• REQUISITOS DEL EJERCICIO
Transcribe sin cambios el fragmento de la noticia sobre el bombardeo de Kabul que comienza en "Por su lado, el" y termina en "en el terreno.".

• TEXTO PROPORCIONADO
----------------
El gobierno de Pakistán bombardeó Kabul, la capital de Afganistán, en la madrugada de este viernes y declaró entrar en una "guerra abierta" con su país vecino, en una escalada del conflicto que ya se ha convertido en el incidente más grave entre ambos países desde el regreso de los talibanes al poder.
El portavoz del primer ministro de Pakistán para medios extranjeros, Mosharraf Zaidi, informó que los contrataques pakistaníes alcanzaron "objetivos militares" en Kabul, Paktia y Kandahar.
Por su lado, el principal portavoz de los talibanes, Zabihullah Mujahid, confirmó los ataques sobre la capital y declaró que no han registrado víctimas: "El cobarde ejército pakistaní ha llevado a cabo bombardeos en algunas áreas de Kabul, Kandahar y Paktia", escribió en X.
Mujahid agregó que Afganistán llevó a cabo "importantes operaciones de retaliación contra posiciones militares paquistaníes en Kandahar y Helmand".
Versiones cruzadas
Desde el jueves los dos países dan versiones contradictorias sobre la situación en el terreno.
----------------
• DATOS MOSTRADOS
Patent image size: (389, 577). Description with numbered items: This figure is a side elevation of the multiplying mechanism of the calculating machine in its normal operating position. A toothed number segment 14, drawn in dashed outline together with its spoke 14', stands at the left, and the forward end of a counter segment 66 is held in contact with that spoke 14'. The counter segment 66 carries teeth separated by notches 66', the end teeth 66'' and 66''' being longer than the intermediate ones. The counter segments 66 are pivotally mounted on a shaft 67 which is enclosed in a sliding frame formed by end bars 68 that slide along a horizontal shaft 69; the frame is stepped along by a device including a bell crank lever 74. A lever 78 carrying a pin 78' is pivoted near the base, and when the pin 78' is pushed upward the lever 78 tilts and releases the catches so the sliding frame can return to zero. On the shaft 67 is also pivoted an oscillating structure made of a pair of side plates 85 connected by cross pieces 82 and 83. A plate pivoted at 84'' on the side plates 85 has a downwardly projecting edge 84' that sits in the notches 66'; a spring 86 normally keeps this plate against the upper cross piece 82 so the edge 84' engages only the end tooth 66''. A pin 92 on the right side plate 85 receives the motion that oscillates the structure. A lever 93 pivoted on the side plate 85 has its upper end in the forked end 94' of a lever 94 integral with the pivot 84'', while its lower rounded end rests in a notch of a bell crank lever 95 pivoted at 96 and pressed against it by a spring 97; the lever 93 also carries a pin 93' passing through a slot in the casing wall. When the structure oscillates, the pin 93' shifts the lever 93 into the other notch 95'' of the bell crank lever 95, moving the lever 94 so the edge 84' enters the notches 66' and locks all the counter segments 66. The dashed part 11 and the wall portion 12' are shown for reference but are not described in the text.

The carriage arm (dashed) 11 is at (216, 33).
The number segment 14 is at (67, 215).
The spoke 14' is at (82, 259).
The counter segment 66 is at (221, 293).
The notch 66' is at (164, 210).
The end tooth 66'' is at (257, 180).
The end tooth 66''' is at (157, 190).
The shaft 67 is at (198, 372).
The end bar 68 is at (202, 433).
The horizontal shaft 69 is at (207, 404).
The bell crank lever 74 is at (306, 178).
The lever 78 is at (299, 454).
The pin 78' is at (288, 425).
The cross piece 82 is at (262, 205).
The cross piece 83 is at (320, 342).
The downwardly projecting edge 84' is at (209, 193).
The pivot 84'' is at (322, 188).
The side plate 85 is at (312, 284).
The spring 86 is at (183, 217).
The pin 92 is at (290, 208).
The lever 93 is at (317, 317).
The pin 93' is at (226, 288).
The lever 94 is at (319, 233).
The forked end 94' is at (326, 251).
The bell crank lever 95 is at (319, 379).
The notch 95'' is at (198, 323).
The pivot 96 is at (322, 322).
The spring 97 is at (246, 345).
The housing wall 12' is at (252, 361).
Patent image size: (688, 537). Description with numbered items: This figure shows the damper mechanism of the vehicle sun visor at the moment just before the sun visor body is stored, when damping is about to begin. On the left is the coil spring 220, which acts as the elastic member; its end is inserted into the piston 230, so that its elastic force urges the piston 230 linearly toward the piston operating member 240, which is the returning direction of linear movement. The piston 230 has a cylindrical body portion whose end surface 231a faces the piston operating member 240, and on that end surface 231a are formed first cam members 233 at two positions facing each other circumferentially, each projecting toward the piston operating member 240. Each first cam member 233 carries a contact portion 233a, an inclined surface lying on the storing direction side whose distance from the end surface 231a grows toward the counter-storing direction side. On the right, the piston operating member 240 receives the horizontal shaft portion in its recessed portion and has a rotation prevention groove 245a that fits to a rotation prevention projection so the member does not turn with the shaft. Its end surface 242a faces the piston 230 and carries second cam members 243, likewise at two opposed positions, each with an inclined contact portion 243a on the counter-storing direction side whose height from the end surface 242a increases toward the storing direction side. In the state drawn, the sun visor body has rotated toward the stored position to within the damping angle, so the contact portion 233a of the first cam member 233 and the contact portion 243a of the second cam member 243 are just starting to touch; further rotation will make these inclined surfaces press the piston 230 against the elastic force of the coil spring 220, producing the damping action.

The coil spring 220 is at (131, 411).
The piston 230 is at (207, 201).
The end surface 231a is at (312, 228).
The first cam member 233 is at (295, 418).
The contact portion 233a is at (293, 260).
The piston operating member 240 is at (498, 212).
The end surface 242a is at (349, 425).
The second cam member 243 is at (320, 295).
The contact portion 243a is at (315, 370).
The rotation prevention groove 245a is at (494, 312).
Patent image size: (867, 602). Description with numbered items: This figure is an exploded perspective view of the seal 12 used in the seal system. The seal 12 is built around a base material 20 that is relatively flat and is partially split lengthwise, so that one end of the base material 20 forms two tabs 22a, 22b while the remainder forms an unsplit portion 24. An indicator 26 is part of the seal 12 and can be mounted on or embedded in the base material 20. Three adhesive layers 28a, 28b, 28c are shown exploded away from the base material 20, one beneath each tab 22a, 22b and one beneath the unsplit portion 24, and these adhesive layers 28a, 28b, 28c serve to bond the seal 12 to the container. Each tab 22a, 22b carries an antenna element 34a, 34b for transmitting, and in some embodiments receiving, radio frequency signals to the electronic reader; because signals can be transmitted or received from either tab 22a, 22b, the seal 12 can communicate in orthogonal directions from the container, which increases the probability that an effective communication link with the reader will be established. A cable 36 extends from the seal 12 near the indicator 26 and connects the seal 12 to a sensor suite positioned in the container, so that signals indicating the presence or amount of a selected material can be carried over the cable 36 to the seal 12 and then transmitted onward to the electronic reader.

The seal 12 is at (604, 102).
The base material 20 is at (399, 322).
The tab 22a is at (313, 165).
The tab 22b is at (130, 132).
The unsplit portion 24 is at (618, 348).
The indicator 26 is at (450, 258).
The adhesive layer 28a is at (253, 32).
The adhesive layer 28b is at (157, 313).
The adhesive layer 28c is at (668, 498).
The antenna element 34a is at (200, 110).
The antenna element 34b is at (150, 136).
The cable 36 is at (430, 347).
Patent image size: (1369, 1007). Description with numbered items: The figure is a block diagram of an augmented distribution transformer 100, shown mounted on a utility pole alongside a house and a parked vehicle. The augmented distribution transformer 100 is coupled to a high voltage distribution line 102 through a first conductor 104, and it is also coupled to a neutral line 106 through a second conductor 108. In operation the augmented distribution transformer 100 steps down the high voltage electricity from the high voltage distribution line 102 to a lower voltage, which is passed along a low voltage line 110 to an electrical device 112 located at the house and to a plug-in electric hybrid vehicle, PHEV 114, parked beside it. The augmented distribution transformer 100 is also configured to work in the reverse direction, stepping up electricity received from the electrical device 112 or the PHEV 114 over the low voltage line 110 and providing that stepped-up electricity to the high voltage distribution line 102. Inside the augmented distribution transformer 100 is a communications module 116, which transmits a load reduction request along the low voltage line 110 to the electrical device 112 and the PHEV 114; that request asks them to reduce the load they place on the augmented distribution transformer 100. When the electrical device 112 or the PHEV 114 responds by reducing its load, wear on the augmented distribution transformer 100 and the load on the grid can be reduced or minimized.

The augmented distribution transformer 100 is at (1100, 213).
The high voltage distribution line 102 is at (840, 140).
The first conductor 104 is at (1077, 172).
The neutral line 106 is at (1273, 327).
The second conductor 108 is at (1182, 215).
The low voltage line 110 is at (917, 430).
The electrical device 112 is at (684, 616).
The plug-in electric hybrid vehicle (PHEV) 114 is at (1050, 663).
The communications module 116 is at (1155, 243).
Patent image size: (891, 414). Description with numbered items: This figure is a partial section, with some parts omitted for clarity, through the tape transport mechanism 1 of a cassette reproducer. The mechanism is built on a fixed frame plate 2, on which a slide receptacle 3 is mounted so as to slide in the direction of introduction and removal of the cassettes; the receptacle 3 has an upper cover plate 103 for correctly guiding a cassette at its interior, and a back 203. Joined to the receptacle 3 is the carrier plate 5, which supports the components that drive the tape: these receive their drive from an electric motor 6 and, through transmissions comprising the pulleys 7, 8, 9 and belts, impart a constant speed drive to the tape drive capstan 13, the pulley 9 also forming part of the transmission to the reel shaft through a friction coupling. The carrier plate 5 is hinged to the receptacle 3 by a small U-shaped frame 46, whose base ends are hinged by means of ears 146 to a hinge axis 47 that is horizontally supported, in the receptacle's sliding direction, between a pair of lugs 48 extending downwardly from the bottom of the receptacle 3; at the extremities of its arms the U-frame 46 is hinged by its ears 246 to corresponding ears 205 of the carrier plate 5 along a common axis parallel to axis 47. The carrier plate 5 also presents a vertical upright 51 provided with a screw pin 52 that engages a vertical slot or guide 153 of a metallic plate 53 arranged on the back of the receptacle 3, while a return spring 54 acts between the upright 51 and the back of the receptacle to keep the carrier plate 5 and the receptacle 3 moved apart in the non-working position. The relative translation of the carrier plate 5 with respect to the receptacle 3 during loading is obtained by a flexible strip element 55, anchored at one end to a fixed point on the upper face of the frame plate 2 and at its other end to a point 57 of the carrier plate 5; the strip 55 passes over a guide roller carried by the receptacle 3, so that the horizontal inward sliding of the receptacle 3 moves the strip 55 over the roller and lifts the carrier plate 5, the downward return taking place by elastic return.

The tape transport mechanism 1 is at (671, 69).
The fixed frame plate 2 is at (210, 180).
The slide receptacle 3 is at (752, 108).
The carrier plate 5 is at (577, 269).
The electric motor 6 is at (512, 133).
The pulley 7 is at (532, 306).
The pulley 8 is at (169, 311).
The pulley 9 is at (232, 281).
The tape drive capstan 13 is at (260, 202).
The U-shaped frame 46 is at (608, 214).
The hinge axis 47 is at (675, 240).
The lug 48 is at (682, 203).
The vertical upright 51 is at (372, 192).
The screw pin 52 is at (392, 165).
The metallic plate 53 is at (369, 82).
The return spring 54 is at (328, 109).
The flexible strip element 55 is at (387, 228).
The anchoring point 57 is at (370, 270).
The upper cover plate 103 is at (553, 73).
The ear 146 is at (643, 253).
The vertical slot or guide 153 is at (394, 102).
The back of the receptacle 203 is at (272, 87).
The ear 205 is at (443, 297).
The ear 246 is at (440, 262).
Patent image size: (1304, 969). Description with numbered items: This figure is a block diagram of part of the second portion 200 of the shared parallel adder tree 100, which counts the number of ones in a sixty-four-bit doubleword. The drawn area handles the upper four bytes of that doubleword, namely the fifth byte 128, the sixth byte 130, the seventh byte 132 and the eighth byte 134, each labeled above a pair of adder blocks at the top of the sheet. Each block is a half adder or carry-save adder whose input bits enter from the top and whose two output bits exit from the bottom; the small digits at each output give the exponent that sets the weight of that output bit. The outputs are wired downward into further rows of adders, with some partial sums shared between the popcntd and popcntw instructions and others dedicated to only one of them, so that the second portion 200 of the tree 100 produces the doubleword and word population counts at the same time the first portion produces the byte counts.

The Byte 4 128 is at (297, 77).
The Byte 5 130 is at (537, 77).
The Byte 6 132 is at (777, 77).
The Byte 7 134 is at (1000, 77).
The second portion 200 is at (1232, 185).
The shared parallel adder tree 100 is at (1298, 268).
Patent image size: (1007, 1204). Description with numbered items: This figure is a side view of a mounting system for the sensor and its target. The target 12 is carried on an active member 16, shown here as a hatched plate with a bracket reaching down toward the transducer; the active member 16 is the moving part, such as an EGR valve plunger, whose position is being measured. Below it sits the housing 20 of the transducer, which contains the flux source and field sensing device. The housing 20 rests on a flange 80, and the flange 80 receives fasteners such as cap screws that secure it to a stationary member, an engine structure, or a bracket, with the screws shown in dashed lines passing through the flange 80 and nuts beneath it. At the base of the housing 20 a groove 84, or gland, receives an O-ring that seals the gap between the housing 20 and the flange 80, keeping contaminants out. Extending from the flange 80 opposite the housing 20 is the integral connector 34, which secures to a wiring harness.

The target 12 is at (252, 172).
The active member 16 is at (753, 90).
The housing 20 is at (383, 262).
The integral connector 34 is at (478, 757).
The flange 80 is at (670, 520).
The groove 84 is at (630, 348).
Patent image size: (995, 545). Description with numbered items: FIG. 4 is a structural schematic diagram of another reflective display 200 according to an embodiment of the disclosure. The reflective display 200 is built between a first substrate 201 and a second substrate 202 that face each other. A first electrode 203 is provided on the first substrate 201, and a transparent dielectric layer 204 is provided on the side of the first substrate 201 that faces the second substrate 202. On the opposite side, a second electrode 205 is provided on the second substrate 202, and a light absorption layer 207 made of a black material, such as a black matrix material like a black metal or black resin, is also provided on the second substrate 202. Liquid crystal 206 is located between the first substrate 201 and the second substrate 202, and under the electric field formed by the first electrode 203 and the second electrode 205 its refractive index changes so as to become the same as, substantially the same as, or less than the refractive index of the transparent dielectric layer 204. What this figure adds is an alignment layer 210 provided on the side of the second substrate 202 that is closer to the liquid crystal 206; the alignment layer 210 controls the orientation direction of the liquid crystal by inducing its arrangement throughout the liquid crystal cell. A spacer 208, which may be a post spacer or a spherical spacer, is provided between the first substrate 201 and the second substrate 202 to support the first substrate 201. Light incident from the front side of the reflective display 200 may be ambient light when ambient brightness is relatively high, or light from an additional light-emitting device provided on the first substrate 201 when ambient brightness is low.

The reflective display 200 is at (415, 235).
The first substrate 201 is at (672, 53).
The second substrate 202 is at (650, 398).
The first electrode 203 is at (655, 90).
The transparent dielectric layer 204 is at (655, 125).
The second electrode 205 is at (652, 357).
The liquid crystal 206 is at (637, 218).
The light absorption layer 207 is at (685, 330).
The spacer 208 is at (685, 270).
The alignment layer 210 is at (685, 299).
----------------
• RESULTADO ESPERADO
Por su lado, el principal portavoz de los talibanes, Zabihullah Mujahid, confirmó los ataques sobre la capital y declaró que no han registrado víctimas: "El cobarde ejército pakistaní ha llevado a cabo bombardeos en algunas áreas de Kabul, Kandahar y Paktia", escribió en X.
Mujahid agregó que Afganistán llevó a cabo "importantes operaciones de retaliación contra posiciones militares paquistaníes en Kandahar y Helmand".
Versiones cruzadas
Desde el jueves los dos países dan versiones contradictorias sobre la situación en el terreno.